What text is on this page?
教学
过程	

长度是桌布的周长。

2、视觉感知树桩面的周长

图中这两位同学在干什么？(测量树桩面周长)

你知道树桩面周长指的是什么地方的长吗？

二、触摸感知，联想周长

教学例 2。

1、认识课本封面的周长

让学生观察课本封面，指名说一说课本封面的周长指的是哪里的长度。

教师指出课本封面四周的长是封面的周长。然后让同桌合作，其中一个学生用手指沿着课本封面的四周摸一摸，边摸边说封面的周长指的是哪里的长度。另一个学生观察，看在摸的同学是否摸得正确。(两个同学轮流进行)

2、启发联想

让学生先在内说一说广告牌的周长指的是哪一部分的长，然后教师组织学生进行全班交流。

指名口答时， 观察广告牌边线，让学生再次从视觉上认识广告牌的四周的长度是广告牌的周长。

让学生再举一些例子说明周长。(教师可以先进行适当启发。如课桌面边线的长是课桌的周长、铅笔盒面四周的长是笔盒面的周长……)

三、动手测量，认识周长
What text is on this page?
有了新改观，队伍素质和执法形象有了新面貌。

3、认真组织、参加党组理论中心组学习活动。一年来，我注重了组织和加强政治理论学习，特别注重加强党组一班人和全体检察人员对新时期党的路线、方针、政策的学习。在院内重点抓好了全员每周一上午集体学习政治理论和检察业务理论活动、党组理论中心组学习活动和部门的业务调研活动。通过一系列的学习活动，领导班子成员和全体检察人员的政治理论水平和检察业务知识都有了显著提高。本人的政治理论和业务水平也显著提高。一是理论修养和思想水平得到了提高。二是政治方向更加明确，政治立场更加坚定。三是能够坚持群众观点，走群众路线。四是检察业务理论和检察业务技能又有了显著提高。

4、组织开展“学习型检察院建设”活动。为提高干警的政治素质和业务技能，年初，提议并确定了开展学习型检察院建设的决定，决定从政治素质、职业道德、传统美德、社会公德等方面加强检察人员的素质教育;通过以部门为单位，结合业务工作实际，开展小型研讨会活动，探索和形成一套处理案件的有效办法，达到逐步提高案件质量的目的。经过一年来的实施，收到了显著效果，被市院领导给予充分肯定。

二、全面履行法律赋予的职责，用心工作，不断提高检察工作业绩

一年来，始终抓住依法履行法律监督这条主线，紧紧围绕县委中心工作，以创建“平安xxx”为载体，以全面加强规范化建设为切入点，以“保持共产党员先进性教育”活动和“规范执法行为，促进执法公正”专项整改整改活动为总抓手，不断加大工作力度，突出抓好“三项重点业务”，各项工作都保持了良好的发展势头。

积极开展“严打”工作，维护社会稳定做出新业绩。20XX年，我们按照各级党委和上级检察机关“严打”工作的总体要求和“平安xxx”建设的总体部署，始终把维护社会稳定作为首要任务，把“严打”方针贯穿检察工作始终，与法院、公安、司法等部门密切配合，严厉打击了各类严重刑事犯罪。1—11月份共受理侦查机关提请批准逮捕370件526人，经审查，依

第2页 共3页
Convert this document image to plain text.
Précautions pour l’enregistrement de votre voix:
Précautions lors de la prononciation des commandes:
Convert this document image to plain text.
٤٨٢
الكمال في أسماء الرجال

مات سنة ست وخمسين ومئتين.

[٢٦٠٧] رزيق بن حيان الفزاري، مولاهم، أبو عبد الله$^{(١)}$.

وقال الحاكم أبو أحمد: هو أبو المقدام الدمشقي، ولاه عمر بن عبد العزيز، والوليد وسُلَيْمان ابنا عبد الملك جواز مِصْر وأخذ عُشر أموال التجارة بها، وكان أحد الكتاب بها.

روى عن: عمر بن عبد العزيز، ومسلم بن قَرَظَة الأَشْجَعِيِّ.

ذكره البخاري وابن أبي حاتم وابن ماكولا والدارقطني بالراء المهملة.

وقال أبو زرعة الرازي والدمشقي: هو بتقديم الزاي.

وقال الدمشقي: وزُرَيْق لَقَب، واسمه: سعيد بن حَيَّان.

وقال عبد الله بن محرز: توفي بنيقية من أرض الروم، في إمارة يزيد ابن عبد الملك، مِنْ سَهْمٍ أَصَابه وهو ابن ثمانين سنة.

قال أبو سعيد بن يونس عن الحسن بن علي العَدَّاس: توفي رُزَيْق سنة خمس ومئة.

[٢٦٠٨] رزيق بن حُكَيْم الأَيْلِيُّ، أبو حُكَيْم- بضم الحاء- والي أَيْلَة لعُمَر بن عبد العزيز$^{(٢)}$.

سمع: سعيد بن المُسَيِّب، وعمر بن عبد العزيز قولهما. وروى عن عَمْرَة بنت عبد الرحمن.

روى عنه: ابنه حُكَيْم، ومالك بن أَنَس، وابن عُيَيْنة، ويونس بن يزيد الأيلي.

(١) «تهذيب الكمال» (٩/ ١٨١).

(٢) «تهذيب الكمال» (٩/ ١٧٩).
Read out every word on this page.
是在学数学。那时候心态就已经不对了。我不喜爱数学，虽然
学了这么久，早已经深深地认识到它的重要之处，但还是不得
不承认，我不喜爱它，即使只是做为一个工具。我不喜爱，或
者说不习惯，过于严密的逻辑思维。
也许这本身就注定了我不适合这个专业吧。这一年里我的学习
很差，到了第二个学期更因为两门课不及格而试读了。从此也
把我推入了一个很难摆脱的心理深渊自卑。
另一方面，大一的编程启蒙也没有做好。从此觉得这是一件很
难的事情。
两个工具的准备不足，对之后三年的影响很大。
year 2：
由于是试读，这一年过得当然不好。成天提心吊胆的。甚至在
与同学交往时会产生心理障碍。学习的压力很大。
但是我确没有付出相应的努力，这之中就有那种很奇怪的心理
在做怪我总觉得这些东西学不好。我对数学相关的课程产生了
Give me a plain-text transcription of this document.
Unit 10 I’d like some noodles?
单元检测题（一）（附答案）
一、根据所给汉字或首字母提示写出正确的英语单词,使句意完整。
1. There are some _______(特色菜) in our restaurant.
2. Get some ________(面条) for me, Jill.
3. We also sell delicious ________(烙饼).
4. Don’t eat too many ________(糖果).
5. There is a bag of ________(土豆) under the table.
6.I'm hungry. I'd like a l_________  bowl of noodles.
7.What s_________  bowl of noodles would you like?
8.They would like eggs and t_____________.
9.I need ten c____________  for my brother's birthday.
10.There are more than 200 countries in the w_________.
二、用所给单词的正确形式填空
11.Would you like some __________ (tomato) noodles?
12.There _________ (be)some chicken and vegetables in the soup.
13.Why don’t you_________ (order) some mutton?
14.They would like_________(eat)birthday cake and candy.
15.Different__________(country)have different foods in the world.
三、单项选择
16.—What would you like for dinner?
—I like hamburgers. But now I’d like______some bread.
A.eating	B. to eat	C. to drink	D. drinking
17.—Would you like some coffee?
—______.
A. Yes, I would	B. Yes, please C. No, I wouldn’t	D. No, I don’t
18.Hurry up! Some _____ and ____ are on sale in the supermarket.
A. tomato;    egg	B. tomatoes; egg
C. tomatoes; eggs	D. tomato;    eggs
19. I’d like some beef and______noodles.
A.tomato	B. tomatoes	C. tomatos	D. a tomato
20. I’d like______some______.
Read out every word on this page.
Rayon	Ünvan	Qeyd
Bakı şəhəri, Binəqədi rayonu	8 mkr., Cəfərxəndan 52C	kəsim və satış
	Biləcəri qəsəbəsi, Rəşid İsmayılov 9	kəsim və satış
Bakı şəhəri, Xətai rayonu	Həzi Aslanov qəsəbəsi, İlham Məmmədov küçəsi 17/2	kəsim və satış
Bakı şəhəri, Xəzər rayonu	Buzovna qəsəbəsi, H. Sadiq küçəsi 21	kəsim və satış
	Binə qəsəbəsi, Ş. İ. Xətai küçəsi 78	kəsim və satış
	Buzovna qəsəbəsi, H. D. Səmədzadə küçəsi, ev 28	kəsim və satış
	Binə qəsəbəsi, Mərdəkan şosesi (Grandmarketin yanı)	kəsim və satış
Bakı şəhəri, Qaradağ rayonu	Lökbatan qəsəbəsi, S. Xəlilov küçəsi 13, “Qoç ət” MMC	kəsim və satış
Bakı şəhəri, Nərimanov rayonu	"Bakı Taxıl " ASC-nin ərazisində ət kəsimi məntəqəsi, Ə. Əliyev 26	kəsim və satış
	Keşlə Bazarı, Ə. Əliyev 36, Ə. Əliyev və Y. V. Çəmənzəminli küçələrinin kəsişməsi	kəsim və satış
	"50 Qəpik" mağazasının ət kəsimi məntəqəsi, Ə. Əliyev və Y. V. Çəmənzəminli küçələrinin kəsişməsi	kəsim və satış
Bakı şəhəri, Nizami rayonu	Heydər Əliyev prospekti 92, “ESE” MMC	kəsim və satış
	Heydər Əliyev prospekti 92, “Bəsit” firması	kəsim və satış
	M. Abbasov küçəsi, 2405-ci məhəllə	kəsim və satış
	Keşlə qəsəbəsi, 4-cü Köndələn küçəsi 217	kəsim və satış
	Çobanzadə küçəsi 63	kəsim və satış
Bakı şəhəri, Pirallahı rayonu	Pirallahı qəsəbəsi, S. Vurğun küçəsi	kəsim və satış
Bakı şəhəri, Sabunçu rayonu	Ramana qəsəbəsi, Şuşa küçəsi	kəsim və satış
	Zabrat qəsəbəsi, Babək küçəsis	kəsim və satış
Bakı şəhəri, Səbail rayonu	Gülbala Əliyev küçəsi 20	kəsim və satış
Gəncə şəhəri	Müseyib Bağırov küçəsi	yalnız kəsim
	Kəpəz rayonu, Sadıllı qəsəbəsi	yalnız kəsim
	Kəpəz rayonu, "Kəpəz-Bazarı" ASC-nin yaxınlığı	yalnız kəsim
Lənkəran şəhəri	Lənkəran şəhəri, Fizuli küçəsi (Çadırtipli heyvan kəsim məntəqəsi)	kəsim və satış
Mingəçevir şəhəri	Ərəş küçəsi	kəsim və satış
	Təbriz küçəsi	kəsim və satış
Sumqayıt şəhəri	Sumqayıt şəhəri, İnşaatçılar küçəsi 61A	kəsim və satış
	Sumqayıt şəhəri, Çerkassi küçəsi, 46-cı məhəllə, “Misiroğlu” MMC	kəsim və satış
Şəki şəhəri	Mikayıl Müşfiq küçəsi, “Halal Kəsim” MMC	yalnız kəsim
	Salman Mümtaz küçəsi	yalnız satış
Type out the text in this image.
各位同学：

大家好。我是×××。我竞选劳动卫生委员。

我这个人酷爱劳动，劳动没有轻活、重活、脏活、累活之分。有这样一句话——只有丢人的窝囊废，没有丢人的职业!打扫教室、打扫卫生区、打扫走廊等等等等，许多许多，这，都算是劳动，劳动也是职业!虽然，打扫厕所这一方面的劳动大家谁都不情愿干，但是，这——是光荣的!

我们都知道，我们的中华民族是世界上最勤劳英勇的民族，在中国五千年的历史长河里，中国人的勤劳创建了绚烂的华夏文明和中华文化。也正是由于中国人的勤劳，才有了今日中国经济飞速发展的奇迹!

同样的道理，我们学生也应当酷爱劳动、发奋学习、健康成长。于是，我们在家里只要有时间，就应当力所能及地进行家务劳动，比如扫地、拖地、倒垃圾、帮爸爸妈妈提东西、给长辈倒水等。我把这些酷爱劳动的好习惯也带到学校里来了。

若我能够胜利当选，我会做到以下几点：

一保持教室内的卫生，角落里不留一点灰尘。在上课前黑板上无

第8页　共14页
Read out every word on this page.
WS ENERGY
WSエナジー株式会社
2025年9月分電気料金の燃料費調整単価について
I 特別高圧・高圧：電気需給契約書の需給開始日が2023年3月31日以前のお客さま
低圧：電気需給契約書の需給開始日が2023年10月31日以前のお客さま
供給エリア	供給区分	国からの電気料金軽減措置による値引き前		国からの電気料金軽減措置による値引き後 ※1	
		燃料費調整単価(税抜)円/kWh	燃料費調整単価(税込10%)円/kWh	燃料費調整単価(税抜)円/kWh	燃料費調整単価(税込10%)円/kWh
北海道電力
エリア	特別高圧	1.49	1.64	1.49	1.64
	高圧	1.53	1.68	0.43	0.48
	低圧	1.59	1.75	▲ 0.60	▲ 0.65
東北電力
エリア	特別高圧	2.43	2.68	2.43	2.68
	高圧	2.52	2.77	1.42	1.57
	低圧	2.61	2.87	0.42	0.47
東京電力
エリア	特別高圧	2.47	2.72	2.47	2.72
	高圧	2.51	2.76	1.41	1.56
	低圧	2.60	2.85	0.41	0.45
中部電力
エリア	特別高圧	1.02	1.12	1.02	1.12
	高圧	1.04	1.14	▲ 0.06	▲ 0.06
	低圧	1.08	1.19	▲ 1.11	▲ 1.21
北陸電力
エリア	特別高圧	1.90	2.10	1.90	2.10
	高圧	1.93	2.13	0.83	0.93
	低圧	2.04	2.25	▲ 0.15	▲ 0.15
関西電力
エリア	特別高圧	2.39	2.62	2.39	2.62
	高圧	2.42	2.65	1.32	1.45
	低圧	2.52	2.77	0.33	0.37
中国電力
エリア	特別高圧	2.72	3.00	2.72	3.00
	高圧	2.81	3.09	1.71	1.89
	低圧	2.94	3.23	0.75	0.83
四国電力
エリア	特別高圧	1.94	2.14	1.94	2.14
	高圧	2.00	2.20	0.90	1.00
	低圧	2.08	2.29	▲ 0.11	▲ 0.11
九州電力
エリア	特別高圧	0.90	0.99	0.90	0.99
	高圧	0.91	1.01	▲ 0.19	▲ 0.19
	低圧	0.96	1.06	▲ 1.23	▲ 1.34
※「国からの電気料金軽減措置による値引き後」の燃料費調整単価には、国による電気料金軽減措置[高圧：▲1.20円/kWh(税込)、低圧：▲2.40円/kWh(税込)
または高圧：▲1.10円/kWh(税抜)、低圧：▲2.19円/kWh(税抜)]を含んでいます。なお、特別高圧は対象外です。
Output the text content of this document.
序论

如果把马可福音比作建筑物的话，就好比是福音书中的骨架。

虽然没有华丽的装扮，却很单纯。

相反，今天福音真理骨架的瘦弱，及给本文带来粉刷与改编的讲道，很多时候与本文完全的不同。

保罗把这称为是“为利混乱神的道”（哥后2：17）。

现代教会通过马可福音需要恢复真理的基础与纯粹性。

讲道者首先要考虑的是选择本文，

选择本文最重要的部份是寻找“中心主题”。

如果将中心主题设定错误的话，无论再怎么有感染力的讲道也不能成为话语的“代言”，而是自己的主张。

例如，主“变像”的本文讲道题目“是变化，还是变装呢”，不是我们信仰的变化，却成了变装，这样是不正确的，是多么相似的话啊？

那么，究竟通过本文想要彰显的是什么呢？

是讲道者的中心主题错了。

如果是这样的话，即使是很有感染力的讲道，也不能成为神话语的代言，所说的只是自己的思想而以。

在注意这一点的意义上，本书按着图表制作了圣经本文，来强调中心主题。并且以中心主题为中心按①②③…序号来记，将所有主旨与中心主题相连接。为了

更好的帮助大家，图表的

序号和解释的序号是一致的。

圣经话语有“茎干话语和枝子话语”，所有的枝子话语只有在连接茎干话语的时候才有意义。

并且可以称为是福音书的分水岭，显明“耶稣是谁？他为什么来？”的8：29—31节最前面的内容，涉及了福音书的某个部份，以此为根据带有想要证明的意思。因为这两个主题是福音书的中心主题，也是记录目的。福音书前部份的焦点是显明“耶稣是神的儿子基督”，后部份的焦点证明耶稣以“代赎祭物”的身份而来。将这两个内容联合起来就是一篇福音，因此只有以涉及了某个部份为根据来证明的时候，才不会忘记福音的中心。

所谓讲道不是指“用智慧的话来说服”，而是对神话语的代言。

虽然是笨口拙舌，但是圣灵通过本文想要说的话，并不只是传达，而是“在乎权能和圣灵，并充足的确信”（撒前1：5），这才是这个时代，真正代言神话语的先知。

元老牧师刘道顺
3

════════════════

# Work to complete
A number is the only answer here: how many lines of the material above contain "تهذيب"?

# Response to the exercise
2